### SELECTED TEXT
************

Tuesday, January 15, 2008

Off to Turbina Indefinitely

Julia is one-year-and-eight-months old who is a little actress of the house. She shifts so easily from a crying baby to a mood she sets after getting what she wants. She doesn’t annoy us with this but is a surprise to all of us. Julia has bucket of tears and would roll down the floor not knowing what she desires that very minute. I never knew that Julia wanted what I was holding. It’s actually my new toothbrush! We bought her one that suits her age but she is not using it. Now, she delights to grab mine! I digress. I go off her point. What would pacify her? Her mother’s breast - Julie’s nipples for nibbling. Mommy calls her name and shows what she has for our little baby.

But, right now, she is being sent off to Laguna. Julia won’t have a taste of her mother’s milk for one week. This is part of the family’s plan of not breastfeeding the baby anymore. I overheard sometime ago my father-in-law and his concern over breastfeeding Julia. He said that this must be stopped immediately. He said, “Kailangang lutasin na ‘yan” for reasons such as that a new baby is coming; that she begins working soon, etcetera. Soon, I’ll see my baby no more when I get back home tonight.

I text her that Turbina is too far and that Judy can help. My brother’s wife is willing and has two grown-up kids who are fun of our baby and that Julia can play with them while Julie reports to Sta. Isabel College . That, instead of Lola Leonida, Julia stays with Lola Lita whose abode is only three streets away from ours. I also said that this will allow us to spend nights with Julia and avoid missing her. She complains about severe coughing in my mother’s house and that she can’t take the pain of breastfeeding Julia anymore. Julia wounds her nipples.

************

### DATA LISTING

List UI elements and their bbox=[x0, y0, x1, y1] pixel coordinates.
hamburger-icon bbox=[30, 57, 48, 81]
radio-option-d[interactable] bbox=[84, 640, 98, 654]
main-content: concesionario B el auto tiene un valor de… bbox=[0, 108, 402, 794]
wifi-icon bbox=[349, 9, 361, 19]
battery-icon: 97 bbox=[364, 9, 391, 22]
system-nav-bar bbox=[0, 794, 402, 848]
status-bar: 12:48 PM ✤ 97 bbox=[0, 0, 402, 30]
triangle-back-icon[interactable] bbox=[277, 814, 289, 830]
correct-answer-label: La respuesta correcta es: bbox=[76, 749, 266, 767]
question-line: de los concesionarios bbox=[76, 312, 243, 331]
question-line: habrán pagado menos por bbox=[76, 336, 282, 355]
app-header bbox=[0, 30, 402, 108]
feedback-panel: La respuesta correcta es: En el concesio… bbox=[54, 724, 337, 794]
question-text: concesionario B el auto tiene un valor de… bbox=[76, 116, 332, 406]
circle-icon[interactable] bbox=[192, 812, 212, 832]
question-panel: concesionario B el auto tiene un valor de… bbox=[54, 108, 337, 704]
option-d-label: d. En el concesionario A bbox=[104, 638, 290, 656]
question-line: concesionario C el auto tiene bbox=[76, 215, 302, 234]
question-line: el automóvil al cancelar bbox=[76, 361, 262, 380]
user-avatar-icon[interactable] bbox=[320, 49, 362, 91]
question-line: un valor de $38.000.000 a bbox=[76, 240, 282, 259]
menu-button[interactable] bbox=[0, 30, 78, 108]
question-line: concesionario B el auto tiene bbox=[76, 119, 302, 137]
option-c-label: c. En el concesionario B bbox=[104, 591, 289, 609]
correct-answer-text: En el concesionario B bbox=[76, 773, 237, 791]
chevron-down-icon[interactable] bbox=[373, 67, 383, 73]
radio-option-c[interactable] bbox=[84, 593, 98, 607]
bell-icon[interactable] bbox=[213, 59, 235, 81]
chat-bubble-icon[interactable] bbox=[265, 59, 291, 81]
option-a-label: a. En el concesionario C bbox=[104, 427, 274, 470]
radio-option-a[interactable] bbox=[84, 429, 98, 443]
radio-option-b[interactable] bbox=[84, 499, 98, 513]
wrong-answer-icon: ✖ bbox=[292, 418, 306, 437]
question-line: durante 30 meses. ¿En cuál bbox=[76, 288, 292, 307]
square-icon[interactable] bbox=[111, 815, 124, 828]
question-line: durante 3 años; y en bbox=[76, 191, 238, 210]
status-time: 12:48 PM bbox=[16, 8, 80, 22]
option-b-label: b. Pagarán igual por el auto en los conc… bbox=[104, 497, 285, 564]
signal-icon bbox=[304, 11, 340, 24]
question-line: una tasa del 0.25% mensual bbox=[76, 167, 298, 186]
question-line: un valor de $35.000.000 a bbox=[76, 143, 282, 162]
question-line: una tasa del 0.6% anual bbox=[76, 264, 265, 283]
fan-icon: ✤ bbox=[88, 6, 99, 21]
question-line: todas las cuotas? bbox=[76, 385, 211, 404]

************

### CHECK YOUR UNDERSTANDING
a. Copy out the blog post about Julia word for word, starting with "Julia is one-year-and-eight-months" and going on through "our little baby.".
b. In the blog post about Julia, how long will Julia go without a taste of her mother's milk?
c. Carry on the blog post about Julia from the point where it stops.
The data comes from a separate source and has nothing to do with the blog post about Julia.

### RESULTS FOR EACH TASK
a.
Julia is one-year-and-eight-months old who is a little actress of the house. She shifts so easily from a crying baby to a mood she sets after getting what she wants. She doesn’t annoy us with this but is a surprise to all of us. Julia has bucket of tears and would roll down the floor not knowing what she desires that very minute. I never knew that Julia wanted what I was holding. It’s actually my new toothbrush! We bought her one that suits her age but she is not using it. Now, she delights to grab mine! I digress. I go off her point. What would pacify her? Her mother’s breast - Julie’s nipples for nibbling. Mommy calls her name and shows what she has for our little baby.

b. One week.

c.
At lunchtime, I thought about her - a babe-in-arms. Her soft body requires only touches of her mother who now begs for a break. Mine, sometimes, do her harm. Julia’s speech always reverberates wherever I am. From nowhere at Merk’s Bistro, she sounded and called, “papa!” Her eyes speak her exhaustion from what we do. She frequents Tutuban (and the like), Cavite , Laguna and visited Bicol. Julia bathed in the Malinao River in Bicol in a borrowed red swimsuit, her first time.

I want her in gowns in whatever time of the day for she’s lovelier. She moves, though, does not speak like Cruzita. Julia dances MariMar and just like any kid, also preempts or joins the singer with Aw! She stirs Itaktak Mo , Iyugyog Mo , etcetera. She points to the direction where the television is and knows when (what specific time of the day) to request for TV programs – morning cartoons, Takeshi Castle, Wowowee!, Daisy Siete for Philippine’s Sexbomb dancers, Zaido, and MariMar before ending her day at her mother’s breastplate.

Julie and I would tell her that Julia is pang-Jollibee lamang because Julia ruins our pizza dates at all times. She eats a little and plays afterwards. She moves around, run, go up the stairs, to and fro. But Julia completes my date with my wife.

I hope my wife Julie will have a change of mind and that as soon as I reach for our doorstep later, Julia awaits and murmurs, “Ano ka ba, papa?